Task brief:
Reproduce the listing below word for word, with no pictures.

Record list:
--------
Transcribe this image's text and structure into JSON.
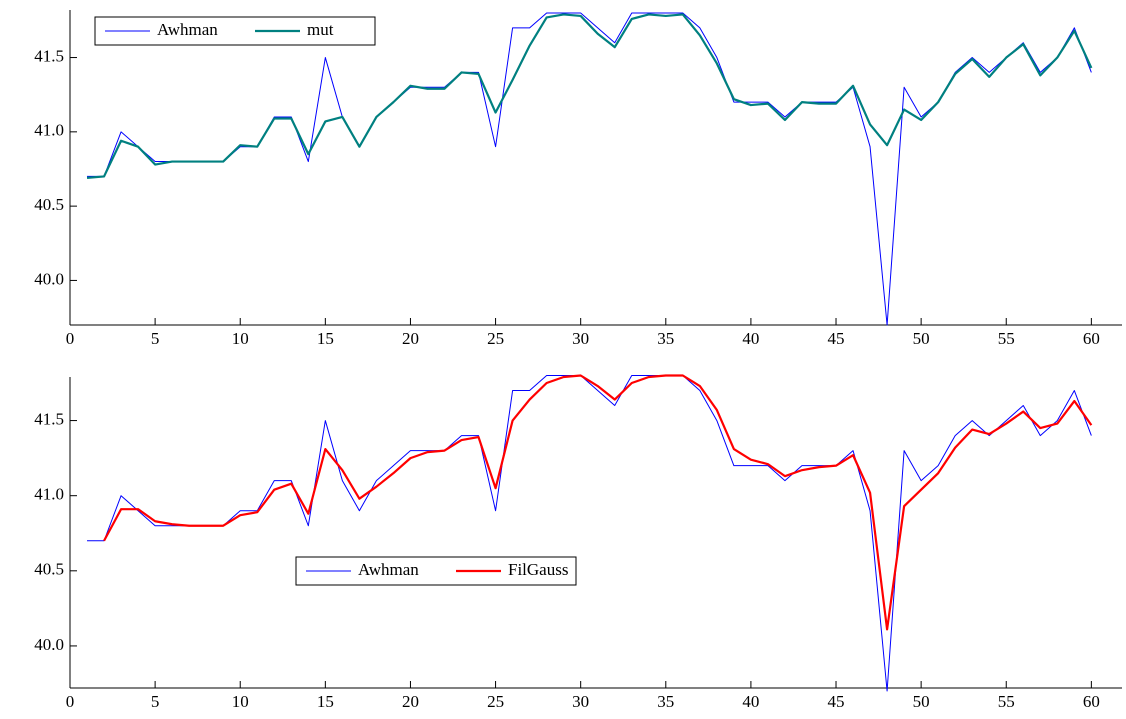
{
  "chart_data": [
    {
      "type": "line",
      "x": [
        1,
        2,
        3,
        4,
        5,
        6,
        7,
        8,
        9,
        10,
        11,
        12,
        13,
        14,
        15,
        16,
        17,
        18,
        19,
        20,
        21,
        22,
        23,
        24,
        25,
        26,
        27,
        28,
        29,
        30,
        31,
        32,
        33,
        34,
        35,
        36,
        37,
        38,
        39,
        40,
        41,
        42,
        43,
        44,
        45,
        46,
        47,
        48,
        49,
        50,
        51,
        52,
        53,
        54,
        55,
        56,
        57,
        58,
        59,
        60
      ],
      "series": [
        {
          "name": "Awhman",
          "color": "#0000ff",
          "values": [
            40.7,
            40.7,
            41.0,
            40.9,
            40.8,
            40.8,
            40.8,
            40.8,
            40.8,
            40.9,
            40.9,
            41.1,
            41.1,
            40.8,
            41.5,
            41.1,
            40.9,
            41.1,
            41.2,
            41.3,
            41.3,
            41.3,
            41.4,
            41.4,
            40.9,
            41.7,
            41.7,
            41.8,
            41.8,
            41.8,
            41.7,
            41.6,
            41.8,
            41.8,
            41.8,
            41.8,
            41.7,
            41.5,
            41.2,
            41.2,
            41.2,
            41.1,
            41.2,
            41.2,
            41.2,
            41.3,
            40.9,
            39.7,
            41.3,
            41.1,
            41.2,
            41.4,
            41.5,
            41.4,
            41.5,
            41.6,
            41.4,
            41.5,
            41.7,
            41.4
          ]
        },
        {
          "name": "mut",
          "color": "#008080",
          "values": [
            40.69,
            40.7,
            40.94,
            40.9,
            40.78,
            40.8,
            40.8,
            40.8,
            40.8,
            40.91,
            40.9,
            41.09,
            41.09,
            40.85,
            41.07,
            41.1,
            40.9,
            41.1,
            41.2,
            41.31,
            41.29,
            41.29,
            41.4,
            41.39,
            41.13,
            41.35,
            41.58,
            41.77,
            41.79,
            41.78,
            41.66,
            41.57,
            41.76,
            41.79,
            41.78,
            41.79,
            41.65,
            41.46,
            41.22,
            41.18,
            41.19,
            41.08,
            41.2,
            41.19,
            41.19,
            41.31,
            41.05,
            40.91,
            41.15,
            41.08,
            41.2,
            41.39,
            41.49,
            41.37,
            41.5,
            41.59,
            41.38,
            41.5,
            41.68,
            41.43
          ]
        }
      ],
      "xlim": [
        0,
        61.8
      ],
      "xticks": [
        0,
        5,
        10,
        15,
        20,
        25,
        30,
        35,
        40,
        45,
        50,
        55,
        60
      ],
      "ylim": [
        39.7,
        41.82
      ],
      "yticks": [
        {
          "value": 40,
          "label": "40.0"
        },
        40.5,
        {
          "value": 41,
          "label": "41.0"
        },
        41.5
      ],
      "legend": "upper left"
    },
    {
      "type": "line",
      "x": [
        1,
        2,
        3,
        4,
        5,
        6,
        7,
        8,
        9,
        10,
        11,
        12,
        13,
        14,
        15,
        16,
        17,
        18,
        19,
        20,
        21,
        22,
        23,
        24,
        25,
        26,
        27,
        28,
        29,
        30,
        31,
        32,
        33,
        34,
        35,
        36,
        37,
        38,
        39,
        40,
        41,
        42,
        43,
        44,
        45,
        46,
        47,
        48,
        49,
        50,
        51,
        52,
        53,
        54,
        55,
        56,
        57,
        58,
        59,
        60
      ],
      "series": [
        {
          "name": "Awhman",
          "color": "#0000ff",
          "values": [
            40.7,
            40.7,
            41.0,
            40.9,
            40.8,
            40.8,
            40.8,
            40.8,
            40.8,
            40.9,
            40.9,
            41.1,
            41.1,
            40.8,
            41.5,
            41.1,
            40.9,
            41.1,
            41.2,
            41.3,
            41.3,
            41.3,
            41.4,
            41.4,
            40.9,
            41.7,
            41.7,
            41.8,
            41.8,
            41.8,
            41.7,
            41.6,
            41.8,
            41.8,
            41.8,
            41.8,
            41.7,
            41.5,
            41.2,
            41.2,
            41.2,
            41.1,
            41.2,
            41.2,
            41.2,
            41.3,
            40.9,
            39.7,
            41.3,
            41.1,
            41.2,
            41.4,
            41.5,
            41.4,
            41.5,
            41.6,
            41.4,
            41.5,
            41.7,
            41.4
          ]
        },
        {
          "name": "FilGauss",
          "color": "#ff0000",
          "values": [
            null,
            40.7,
            40.91,
            40.91,
            40.83,
            40.81,
            40.8,
            40.8,
            40.8,
            40.87,
            40.89,
            41.04,
            41.08,
            40.88,
            41.31,
            41.17,
            40.98,
            41.06,
            41.15,
            41.25,
            41.29,
            41.3,
            41.37,
            41.39,
            41.05,
            41.5,
            41.64,
            41.75,
            41.79,
            41.8,
            41.73,
            41.64,
            41.75,
            41.79,
            41.8,
            41.8,
            41.73,
            41.57,
            41.31,
            41.24,
            41.21,
            41.13,
            41.17,
            41.19,
            41.2,
            41.27,
            41.02,
            40.11,
            40.93,
            41.04,
            41.15,
            41.32,
            41.44,
            41.41,
            41.48,
            41.56,
            41.45,
            41.48,
            41.63,
            41.47
          ]
        }
      ],
      "xlim": [
        0,
        61.8
      ],
      "xticks": [
        0,
        5,
        10,
        15,
        20,
        25,
        30,
        35,
        40,
        45,
        50,
        55,
        60
      ],
      "ylim": [
        39.72,
        41.79
      ],
      "yticks": [
        {
          "value": 40,
          "label": "40.0"
        },
        40.5,
        {
          "value": 41,
          "label": "41.0"
        },
        41.5
      ],
      "legend": "center"
    }
  ]
}
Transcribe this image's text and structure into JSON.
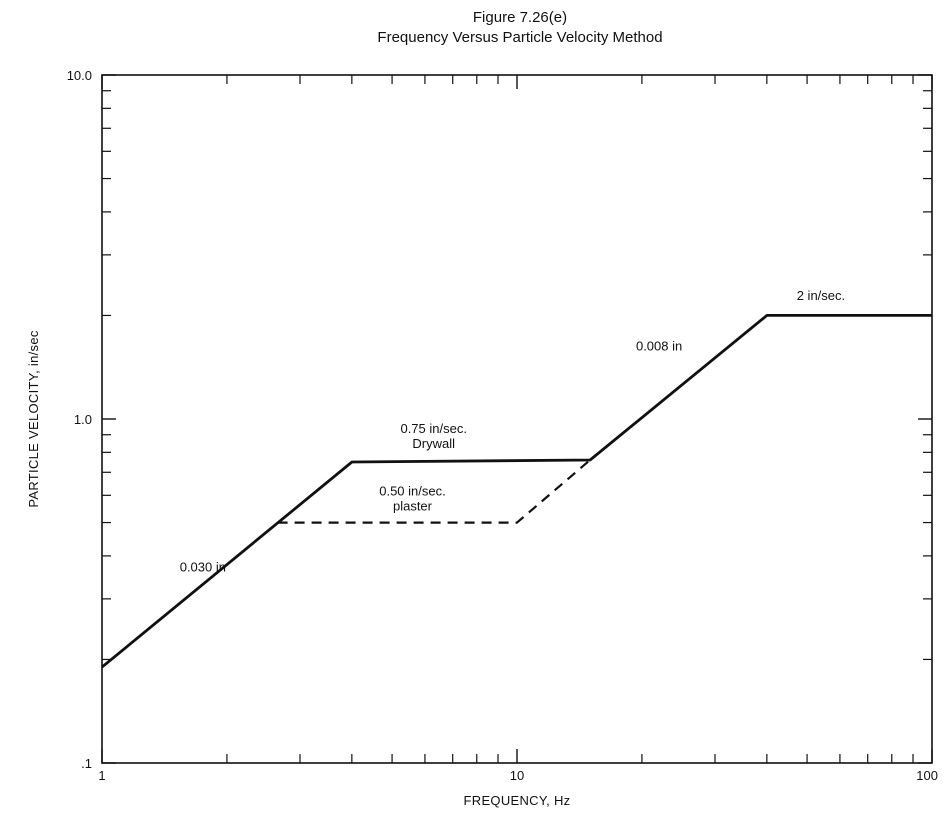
{
  "chart_data": {
    "type": "line",
    "title": "Figure 7.26(e)",
    "subtitle": "Frequency Versus Particle Velocity Method",
    "xlabel": "FREQUENCY, Hz",
    "ylabel": "PARTICLE VELOCITY, in/sec",
    "xscale": "log",
    "yscale": "log",
    "xlim": [
      1,
      100
    ],
    "ylim": [
      0.1,
      10
    ],
    "grid": false,
    "legend": "none",
    "x_ticks": [
      {
        "value": 1,
        "label": "1"
      },
      {
        "value": 10,
        "label": "10"
      },
      {
        "value": 100,
        "label": "100"
      }
    ],
    "y_ticks": [
      {
        "value": 0.1,
        "label": ".1"
      },
      {
        "value": 1,
        "label": "1.0"
      },
      {
        "value": 10,
        "label": "10.0"
      }
    ],
    "series": [
      {
        "style": "solid",
        "x": [
          1,
          4,
          15,
          40,
          100
        ],
        "y": [
          0.19,
          0.75,
          0.76,
          2.0,
          2.0
        ]
      },
      {
        "style": "dashed",
        "x": [
          2.65,
          10,
          15
        ],
        "y": [
          0.5,
          0.5,
          0.76
        ]
      }
    ],
    "annotations": [
      {
        "lines": [
          "0.030 in"
        ],
        "x": 1.75,
        "y": 0.36
      },
      {
        "lines": [
          "0.75 in/sec.",
          "Drywall"
        ],
        "x": 6.3,
        "y": 0.91
      },
      {
        "lines": [
          "0.50 in/sec.",
          "plaster"
        ],
        "x": 5.6,
        "y": 0.6
      },
      {
        "lines": [
          "0.008 in"
        ],
        "x": 22,
        "y": 1.58
      },
      {
        "lines": [
          "2 in/sec."
        ],
        "x": 54,
        "y": 2.22
      }
    ]
  }
}
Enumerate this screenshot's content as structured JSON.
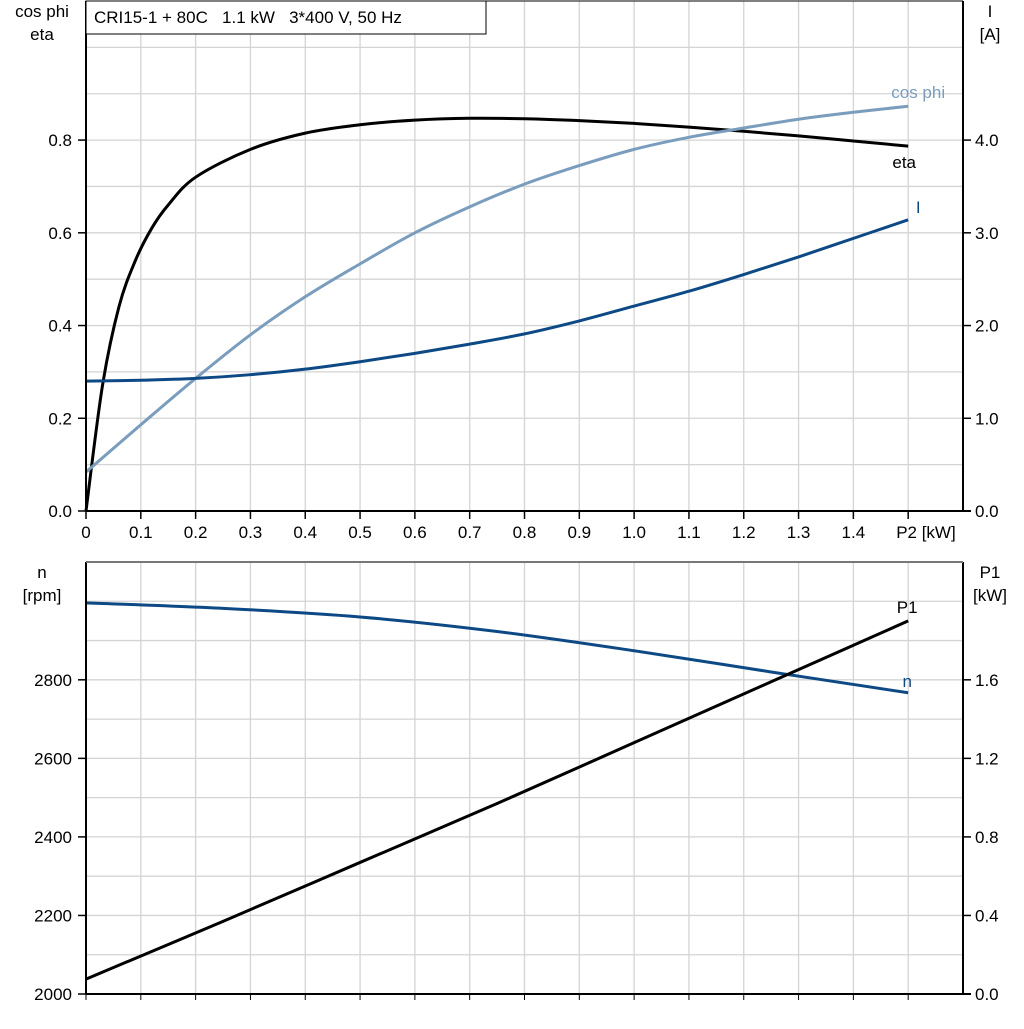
--------
Response:
Transcribe this image's text and structure into JSON.
{
  "chart_data": [
    {
      "type": "line",
      "x": [
        1,
        2,
        3,
        4,
        5,
        6,
        7,
        8,
        9,
        10,
        11,
        12,
        13,
        14,
        15,
        16,
        17,
        18,
        19,
        20,
        21,
        22,
        23,
        24,
        25,
        26,
        27,
        28,
        29,
        30,
        31,
        32,
        33,
        34,
        35,
        36,
        37,
        38,
        39,
        40,
        41,
        42,
        43,
        44,
        45,
        46,
        47,
        48,
        49,
        50,
        51,
        52,
        53,
        54,
        55,
        56,
        57,
        58,
        59,
        60
      ],
      "series": [
        {
          "name": "Awhman",
          "color": "#0000ff",
          "values": [
            40.7,
            40.7,
            41.0,
            40.9,
            40.8,
            40.8,
            40.8,
            40.8,
            40.8,
            40.9,
            40.9,
            41.1,
            41.1,
            40.8,
            41.5,
            41.1,
            40.9,
            41.1,
            41.2,
            41.3,
            41.3,
            41.3,
            41.4,
            41.4,
            40.9,
            41.7,
            41.7,
            41.8,
            41.8,
            41.8,
            41.7,
            41.6,
            41.8,
            41.8,
            41.8,
            41.8,
            41.7,
            41.5,
            41.2,
            41.2,
            41.2,
            41.1,
            41.2,
            41.2,
            41.2,
            41.3,
            40.9,
            39.7,
            41.3,
            41.1,
            41.2,
            41.4,
            41.5,
            41.4,
            41.5,
            41.6,
            41.4,
            41.5,
            41.7,
            41.4
          ]
        },
        {
          "name": "mut",
          "color": "#008080",
          "values": [
            40.69,
            40.7,
            40.94,
            40.9,
            40.78,
            40.8,
            40.8,
            40.8,
            40.8,
            40.91,
            40.9,
            41.09,
            41.09,
            40.85,
            41.07,
            41.1,
            40.9,
            41.1,
            41.2,
            41.31,
            41.29,
            41.29,
            41.4,
            41.39,
            41.13,
            41.35,
            41.58,
            41.77,
            41.79,
            41.78,
            41.66,
            41.57,
            41.76,
            41.79,
            41.78,
            41.79,
            41.65,
            41.46,
            41.22,
            41.18,
            41.19,
            41.08,
            41.2,
            41.19,
            41.19,
            41.31,
            41.05,
            40.91,
            41.15,
            41.08,
            41.2,
            41.39,
            41.49,
            41.37,
            41.5,
            41.59,
            41.38,
            41.5,
            41.68,
            41.43
          ]
        }
      ],
      "xlim": [
        0,
        61.8
      ],
      "xticks": [
        0,
        5,
        10,
        15,
        20,
        25,
        30,
        35,
        40,
        45,
        50,
        55,
        60
      ],
      "ylim": [
        39.7,
        41.82
      ],
      "yticks": [
        {
          "value": 40,
          "label": "40.0"
        },
        40.5,
        {
          "value": 41,
          "label": "41.0"
        },
        41.5
      ],
      "legend": "upper left"
    },
    {
      "type": "line",
      "x": [
        1,
        2,
        3,
        4,
        5,
        6,
        7,
        8,
        9,
        10,
        11,
        12,
        13,
        14,
        15,
        16,
        17,
        18,
        19,
        20,
        21,
        22,
        23,
        24,
        25,
        26,
        27,
        28,
        29,
        30,
        31,
        32,
        33,
        34,
        35,
        36,
        37,
        38,
        39,
        40,
        41,
        42,
        43,
        44,
        45,
        46,
        47,
        48,
        49,
        50,
        51,
        52,
        53,
        54,
        55,
        56,
        57,
        58,
        59,
        60
      ],
      "series": [
        {
          "name": "Awhman",
          "color": "#0000ff",
          "values": [
            40.7,
            40.7,
            41.0,
            40.9,
            40.8,
            40.8,
            40.8,
            40.8,
            40.8,
            40.9,
            40.9,
            41.1,
            41.1,
            40.8,
            41.5,
            41.1,
            40.9,
            41.1,
            41.2,
            41.3,
            41.3,
            41.3,
            41.4,
            41.4,
            40.9,
            41.7,
            41.7,
            41.8,
            41.8,
            41.8,
            41.7,
            41.6,
            41.8,
            41.8,
            41.8,
            41.8,
            41.7,
            41.5,
            41.2,
            41.2,
            41.2,
            41.1,
            41.2,
            41.2,
            41.2,
            41.3,
            40.9,
            39.7,
            41.3,
            41.1,
            41.2,
            41.4,
            41.5,
            41.4,
            41.5,
            41.6,
            41.4,
            41.5,
            41.7,
            41.4
          ]
        },
        {
          "name": "FilGauss",
          "color": "#ff0000",
          "values": [
            null,
            40.7,
            40.91,
            40.91,
            40.83,
            40.81,
            40.8,
            40.8,
            40.8,
            40.87,
            40.89,
            41.04,
            41.08,
            40.88,
            41.31,
            41.17,
            40.98,
            41.06,
            41.15,
            41.25,
            41.29,
            41.3,
            41.37,
            41.39,
            41.05,
            41.5,
            41.64,
            41.75,
            41.79,
            41.8,
            41.73,
            41.64,
            41.75,
            41.79,
            41.8,
            41.8,
            41.73,
            41.57,
            41.31,
            41.24,
            41.21,
            41.13,
            41.17,
            41.19,
            41.2,
            41.27,
            41.02,
            40.11,
            40.93,
            41.04,
            41.15,
            41.32,
            41.44,
            41.41,
            41.48,
            41.56,
            41.45,
            41.48,
            41.63,
            41.47
          ]
        }
      ],
      "xlim": [
        0,
        61.8
      ],
      "xticks": [
        0,
        5,
        10,
        15,
        20,
        25,
        30,
        35,
        40,
        45,
        50,
        55,
        60
      ],
      "ylim": [
        39.72,
        41.79
      ],
      "yticks": [
        {
          "value": 40,
          "label": "40.0"
        },
        40.5,
        {
          "value": 41,
          "label": "41.0"
        },
        41.5
      ],
      "legend": "center"
    }
  ]
}
Transcribe this image's text and structure into JSON.
{
  "chart_data": {
    "type": "line",
    "title": "Figure 7.26(e)",
    "subtitle": "Frequency Versus Particle Velocity Method",
    "xlabel": "FREQUENCY, Hz",
    "ylabel": "PARTICLE VELOCITY, in/sec",
    "xscale": "log",
    "yscale": "log",
    "xlim": [
      1,
      100
    ],
    "ylim": [
      0.1,
      10
    ],
    "grid": false,
    "legend": "none",
    "x_ticks": [
      {
        "value": 1,
        "label": "1"
      },
      {
        "value": 10,
        "label": "10"
      },
      {
        "value": 100,
        "label": "100"
      }
    ],
    "y_ticks": [
      {
        "value": 0.1,
        "label": ".1"
      },
      {
        "value": 1,
        "label": "1.0"
      },
      {
        "value": 10,
        "label": "10.0"
      }
    ],
    "series": [
      {
        "style": "solid",
        "x": [
          1,
          4,
          15,
          40,
          100
        ],
        "y": [
          0.19,
          0.75,
          0.76,
          2.0,
          2.0
        ]
      },
      {
        "style": "dashed",
        "x": [
          2.65,
          10,
          15
        ],
        "y": [
          0.5,
          0.5,
          0.76
        ]
      }
    ],
    "annotations": [
      {
        "lines": [
          "0.030 in"
        ],
        "x": 1.75,
        "y": 0.36
      },
      {
        "lines": [
          "0.75 in/sec.",
          "Drywall"
        ],
        "x": 6.3,
        "y": 0.91
      },
      {
        "lines": [
          "0.50 in/sec.",
          "plaster"
        ],
        "x": 5.6,
        "y": 0.6
      },
      {
        "lines": [
          "0.008 in"
        ],
        "x": 22,
        "y": 1.58
      },
      {
        "lines": [
          "2 in/sec."
        ],
        "x": 54,
        "y": 2.22
      }
    ]
  }
}
Enumerate this screenshot's content as structured JSON.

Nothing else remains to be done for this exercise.